Objective: Filter the records below for the word "content". Copy each line that holds it.

Entries:
■ ■ ■ ■ ■

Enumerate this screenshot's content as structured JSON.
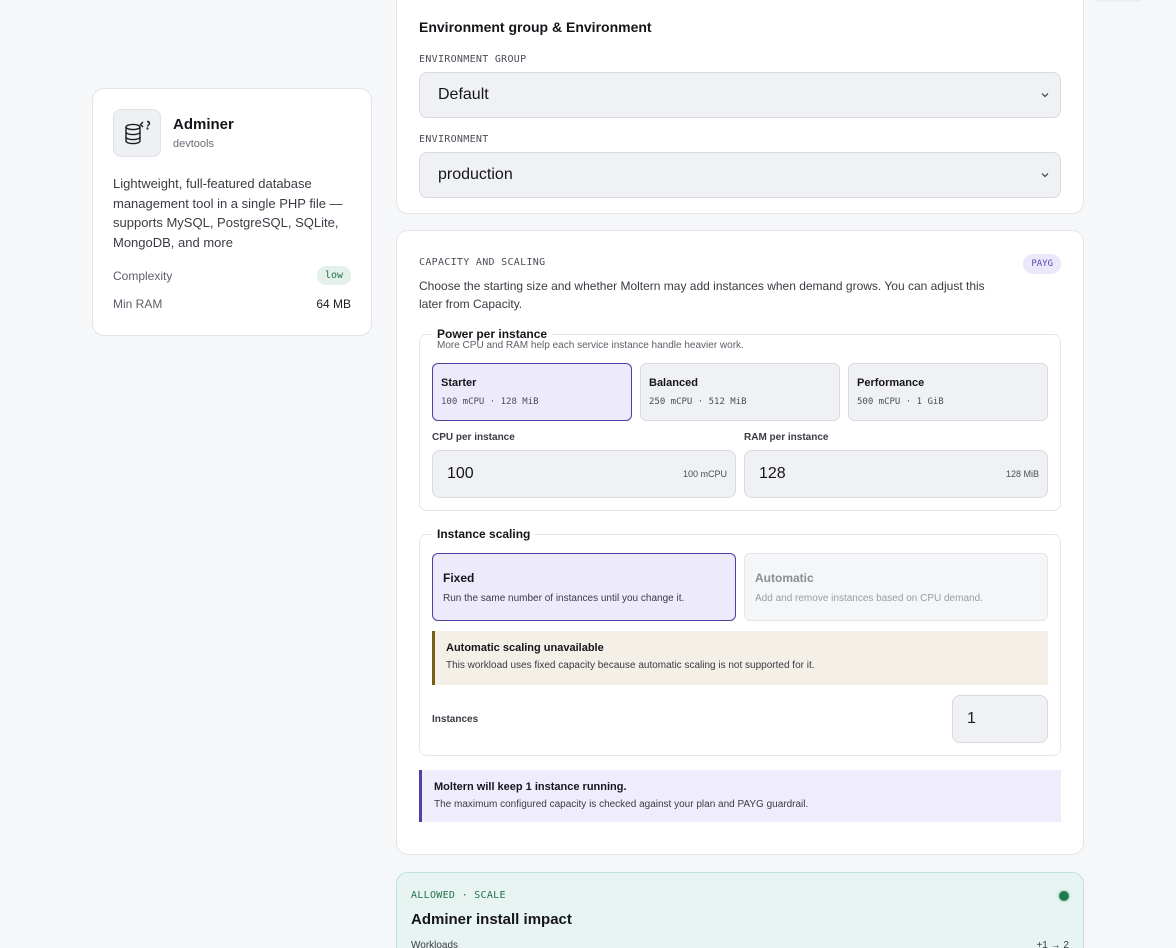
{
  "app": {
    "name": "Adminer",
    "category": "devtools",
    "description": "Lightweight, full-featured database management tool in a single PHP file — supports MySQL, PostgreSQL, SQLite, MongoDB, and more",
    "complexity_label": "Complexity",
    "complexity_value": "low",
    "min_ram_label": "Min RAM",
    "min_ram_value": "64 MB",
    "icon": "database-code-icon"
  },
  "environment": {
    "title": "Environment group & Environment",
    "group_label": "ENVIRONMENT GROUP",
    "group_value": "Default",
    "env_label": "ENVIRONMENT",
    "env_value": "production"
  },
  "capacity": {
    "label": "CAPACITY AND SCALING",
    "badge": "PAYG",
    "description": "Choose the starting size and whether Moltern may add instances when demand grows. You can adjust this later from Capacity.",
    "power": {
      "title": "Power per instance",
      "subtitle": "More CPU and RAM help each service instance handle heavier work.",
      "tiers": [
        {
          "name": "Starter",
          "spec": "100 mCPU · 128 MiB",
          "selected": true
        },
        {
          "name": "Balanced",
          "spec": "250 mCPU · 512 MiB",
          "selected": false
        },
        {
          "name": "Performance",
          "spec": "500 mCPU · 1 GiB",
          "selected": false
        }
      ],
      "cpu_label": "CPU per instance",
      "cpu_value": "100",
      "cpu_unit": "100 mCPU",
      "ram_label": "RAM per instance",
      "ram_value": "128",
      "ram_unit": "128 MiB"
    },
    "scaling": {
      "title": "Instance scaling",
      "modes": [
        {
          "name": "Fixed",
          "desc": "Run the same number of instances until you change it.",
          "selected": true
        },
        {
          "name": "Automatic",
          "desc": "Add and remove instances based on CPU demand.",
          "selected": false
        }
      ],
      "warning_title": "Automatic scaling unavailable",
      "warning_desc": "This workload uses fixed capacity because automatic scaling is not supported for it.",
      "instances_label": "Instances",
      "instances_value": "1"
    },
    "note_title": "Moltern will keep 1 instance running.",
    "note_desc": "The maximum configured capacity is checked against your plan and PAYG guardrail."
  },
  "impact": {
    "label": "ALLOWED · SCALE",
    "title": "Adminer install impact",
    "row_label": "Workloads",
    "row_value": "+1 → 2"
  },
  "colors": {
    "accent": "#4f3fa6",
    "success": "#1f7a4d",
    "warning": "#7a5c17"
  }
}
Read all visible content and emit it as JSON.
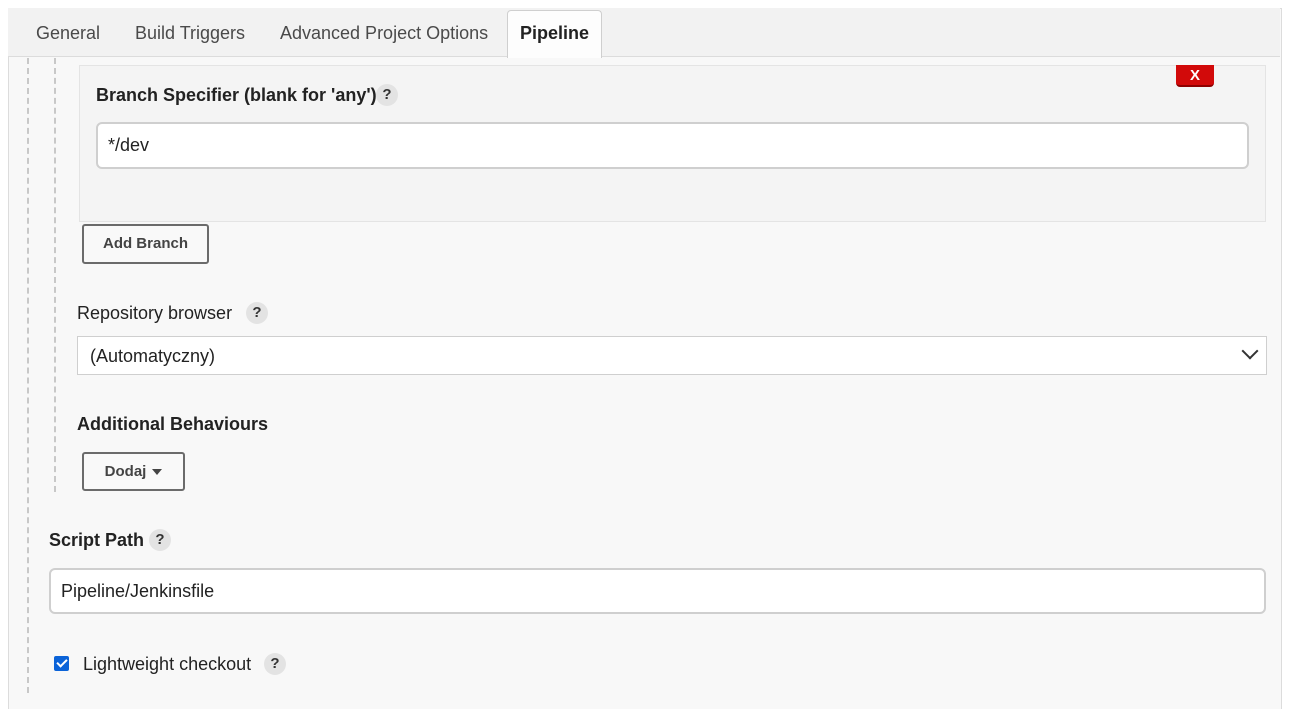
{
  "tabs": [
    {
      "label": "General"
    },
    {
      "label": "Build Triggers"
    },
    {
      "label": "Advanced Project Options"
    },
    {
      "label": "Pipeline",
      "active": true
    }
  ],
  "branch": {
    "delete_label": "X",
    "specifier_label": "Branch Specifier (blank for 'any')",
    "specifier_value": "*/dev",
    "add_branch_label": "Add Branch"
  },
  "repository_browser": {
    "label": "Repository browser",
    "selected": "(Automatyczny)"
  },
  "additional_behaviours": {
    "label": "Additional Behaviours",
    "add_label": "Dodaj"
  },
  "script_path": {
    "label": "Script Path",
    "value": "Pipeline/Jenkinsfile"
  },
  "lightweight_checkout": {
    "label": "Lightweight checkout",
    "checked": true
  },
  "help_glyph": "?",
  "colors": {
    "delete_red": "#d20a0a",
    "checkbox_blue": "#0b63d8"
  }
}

■ ■ ■ ■ ■

Task answer:
Enumerate this screenshot's content as structured JSON.
Read all visible content and emit it as JSON.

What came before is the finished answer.